Aim of the task >> Copy every line of the data that includes the string "object".

-- Begin Given data --

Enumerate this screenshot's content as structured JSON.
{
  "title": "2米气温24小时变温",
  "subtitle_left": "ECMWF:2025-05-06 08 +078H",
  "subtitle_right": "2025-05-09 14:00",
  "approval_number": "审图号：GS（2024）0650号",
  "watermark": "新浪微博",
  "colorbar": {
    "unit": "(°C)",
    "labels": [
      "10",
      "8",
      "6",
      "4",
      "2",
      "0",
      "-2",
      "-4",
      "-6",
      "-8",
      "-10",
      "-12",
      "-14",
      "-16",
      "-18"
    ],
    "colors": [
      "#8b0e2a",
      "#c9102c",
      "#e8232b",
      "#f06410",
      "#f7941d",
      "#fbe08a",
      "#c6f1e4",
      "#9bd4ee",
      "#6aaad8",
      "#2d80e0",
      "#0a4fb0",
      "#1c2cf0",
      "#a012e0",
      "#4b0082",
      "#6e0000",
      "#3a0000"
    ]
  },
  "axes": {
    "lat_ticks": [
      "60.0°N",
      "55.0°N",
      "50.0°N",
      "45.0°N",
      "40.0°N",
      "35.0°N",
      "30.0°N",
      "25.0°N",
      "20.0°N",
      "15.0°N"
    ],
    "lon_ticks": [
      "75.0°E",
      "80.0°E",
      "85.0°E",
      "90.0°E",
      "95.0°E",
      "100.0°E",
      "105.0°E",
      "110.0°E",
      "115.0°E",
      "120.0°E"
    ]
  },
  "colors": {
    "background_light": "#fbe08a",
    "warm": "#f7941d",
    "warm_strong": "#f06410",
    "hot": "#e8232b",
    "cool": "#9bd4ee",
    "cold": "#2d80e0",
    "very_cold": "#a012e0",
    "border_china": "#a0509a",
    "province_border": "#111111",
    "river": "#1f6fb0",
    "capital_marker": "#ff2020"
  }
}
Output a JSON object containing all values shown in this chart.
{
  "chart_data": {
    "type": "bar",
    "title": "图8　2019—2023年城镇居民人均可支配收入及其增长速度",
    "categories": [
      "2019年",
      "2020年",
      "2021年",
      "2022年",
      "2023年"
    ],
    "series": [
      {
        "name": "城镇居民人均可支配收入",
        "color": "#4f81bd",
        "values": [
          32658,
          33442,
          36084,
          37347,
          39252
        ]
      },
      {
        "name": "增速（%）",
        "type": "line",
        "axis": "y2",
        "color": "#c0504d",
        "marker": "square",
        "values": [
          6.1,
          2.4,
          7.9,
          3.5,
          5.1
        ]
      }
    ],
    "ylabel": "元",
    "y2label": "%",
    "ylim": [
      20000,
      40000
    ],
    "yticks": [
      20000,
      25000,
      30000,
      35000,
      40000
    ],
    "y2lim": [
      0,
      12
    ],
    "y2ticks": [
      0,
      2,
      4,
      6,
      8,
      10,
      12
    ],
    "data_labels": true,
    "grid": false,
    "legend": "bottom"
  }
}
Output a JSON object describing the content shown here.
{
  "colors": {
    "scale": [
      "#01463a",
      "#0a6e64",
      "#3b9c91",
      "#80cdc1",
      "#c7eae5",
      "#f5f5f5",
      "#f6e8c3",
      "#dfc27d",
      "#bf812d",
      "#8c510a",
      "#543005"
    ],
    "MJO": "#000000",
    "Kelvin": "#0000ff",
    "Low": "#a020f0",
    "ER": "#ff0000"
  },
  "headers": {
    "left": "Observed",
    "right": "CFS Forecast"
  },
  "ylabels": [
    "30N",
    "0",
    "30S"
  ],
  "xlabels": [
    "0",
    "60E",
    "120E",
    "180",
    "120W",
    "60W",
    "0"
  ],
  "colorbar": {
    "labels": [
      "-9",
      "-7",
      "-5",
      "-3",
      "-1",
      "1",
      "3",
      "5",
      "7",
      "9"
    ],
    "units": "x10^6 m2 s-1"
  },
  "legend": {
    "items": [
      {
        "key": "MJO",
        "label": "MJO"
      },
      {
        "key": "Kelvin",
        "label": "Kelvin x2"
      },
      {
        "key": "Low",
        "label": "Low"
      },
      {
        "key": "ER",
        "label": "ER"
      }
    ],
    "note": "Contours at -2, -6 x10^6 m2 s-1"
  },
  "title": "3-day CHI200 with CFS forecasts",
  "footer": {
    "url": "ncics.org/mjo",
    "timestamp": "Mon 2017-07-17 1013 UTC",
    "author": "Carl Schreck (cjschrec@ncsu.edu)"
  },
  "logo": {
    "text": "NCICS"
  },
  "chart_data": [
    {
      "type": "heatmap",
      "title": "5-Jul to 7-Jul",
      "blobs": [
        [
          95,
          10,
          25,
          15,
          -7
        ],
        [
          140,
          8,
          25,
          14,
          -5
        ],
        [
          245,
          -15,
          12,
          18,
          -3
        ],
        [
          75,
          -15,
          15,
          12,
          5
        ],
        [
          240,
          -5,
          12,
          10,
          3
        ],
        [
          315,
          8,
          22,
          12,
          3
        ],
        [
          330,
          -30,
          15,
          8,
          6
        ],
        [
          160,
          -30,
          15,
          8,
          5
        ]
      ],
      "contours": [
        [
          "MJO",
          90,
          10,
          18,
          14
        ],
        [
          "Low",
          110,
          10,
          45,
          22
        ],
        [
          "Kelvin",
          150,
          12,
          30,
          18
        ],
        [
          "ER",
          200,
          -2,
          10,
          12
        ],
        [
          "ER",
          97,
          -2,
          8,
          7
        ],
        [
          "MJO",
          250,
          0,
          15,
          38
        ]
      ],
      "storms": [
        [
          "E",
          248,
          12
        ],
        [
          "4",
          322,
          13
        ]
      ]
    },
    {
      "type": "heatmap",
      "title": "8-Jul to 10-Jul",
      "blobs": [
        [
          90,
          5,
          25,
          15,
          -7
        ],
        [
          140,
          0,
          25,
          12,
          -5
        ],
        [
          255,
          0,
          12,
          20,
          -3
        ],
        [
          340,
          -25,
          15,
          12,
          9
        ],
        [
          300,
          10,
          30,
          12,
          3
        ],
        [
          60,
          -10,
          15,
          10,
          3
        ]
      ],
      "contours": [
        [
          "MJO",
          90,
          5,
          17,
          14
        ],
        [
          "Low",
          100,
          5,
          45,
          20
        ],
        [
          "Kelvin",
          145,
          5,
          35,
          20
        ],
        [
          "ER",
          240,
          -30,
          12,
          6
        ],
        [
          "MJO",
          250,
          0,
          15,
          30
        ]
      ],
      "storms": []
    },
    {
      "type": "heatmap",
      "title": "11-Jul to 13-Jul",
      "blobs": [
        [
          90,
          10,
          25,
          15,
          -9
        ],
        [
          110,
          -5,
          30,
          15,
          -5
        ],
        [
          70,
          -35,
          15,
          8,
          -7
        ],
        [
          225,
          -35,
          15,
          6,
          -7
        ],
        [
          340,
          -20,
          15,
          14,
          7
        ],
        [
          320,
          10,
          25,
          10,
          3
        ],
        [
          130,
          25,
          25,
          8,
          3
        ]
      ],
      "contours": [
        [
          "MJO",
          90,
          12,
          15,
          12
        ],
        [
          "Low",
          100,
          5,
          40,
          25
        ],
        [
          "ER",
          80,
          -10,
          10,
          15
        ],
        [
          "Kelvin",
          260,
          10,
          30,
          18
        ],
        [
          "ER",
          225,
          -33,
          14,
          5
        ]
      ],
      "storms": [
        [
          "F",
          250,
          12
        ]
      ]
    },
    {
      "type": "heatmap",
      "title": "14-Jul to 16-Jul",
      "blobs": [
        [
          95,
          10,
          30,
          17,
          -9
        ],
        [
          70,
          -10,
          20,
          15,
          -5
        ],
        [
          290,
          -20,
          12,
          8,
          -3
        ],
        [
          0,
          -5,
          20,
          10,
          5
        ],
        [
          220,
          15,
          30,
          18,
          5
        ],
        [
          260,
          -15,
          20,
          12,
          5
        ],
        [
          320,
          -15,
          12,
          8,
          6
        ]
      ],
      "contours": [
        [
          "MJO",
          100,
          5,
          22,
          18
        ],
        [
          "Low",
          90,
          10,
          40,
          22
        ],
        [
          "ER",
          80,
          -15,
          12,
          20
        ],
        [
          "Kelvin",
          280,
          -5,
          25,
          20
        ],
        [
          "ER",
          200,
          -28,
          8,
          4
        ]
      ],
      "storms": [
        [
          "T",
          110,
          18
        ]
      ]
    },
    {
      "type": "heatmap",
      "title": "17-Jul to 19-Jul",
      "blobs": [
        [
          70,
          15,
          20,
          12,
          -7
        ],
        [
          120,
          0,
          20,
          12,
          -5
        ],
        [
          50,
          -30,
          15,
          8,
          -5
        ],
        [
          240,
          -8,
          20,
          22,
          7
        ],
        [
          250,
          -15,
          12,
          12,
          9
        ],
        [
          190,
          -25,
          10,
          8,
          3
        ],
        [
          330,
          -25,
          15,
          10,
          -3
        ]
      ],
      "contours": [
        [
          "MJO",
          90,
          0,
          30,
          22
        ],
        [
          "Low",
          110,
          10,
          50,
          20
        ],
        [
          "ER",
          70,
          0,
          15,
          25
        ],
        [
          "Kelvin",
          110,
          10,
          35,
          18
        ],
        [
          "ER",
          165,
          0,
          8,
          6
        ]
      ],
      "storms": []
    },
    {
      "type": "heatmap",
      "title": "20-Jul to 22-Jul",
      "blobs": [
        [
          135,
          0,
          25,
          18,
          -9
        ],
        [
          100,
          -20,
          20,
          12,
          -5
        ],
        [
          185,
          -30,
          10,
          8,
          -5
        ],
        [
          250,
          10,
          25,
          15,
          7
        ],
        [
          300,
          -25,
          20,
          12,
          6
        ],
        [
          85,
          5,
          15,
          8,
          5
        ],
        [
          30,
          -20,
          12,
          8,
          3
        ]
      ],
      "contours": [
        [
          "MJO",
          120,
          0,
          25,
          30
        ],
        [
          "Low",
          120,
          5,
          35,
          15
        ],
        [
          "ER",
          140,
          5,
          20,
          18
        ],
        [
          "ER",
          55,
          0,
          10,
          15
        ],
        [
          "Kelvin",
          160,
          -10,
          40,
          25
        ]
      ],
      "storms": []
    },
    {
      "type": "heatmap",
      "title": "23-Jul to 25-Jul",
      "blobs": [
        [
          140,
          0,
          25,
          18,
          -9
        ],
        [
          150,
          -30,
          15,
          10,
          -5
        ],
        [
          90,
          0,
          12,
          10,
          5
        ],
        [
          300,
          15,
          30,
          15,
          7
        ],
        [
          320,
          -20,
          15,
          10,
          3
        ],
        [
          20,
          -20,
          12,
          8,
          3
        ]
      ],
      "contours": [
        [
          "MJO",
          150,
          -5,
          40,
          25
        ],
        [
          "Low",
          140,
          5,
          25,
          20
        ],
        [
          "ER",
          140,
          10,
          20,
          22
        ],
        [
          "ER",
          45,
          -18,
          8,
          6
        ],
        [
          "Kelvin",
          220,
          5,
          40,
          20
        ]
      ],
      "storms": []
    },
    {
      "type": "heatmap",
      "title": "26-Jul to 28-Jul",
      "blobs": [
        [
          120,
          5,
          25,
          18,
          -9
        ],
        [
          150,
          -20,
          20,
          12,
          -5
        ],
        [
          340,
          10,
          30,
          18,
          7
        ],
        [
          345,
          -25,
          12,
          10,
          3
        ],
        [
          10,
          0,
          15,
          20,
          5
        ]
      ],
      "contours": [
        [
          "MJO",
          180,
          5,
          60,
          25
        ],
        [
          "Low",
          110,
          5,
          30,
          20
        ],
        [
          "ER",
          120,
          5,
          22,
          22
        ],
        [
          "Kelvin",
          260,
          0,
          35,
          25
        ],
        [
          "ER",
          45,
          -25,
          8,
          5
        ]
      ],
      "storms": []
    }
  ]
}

-- End Given data --

Solution >>
Output a JSON object containing all values shown in this chart.
Output a JSON object describing the content shown here.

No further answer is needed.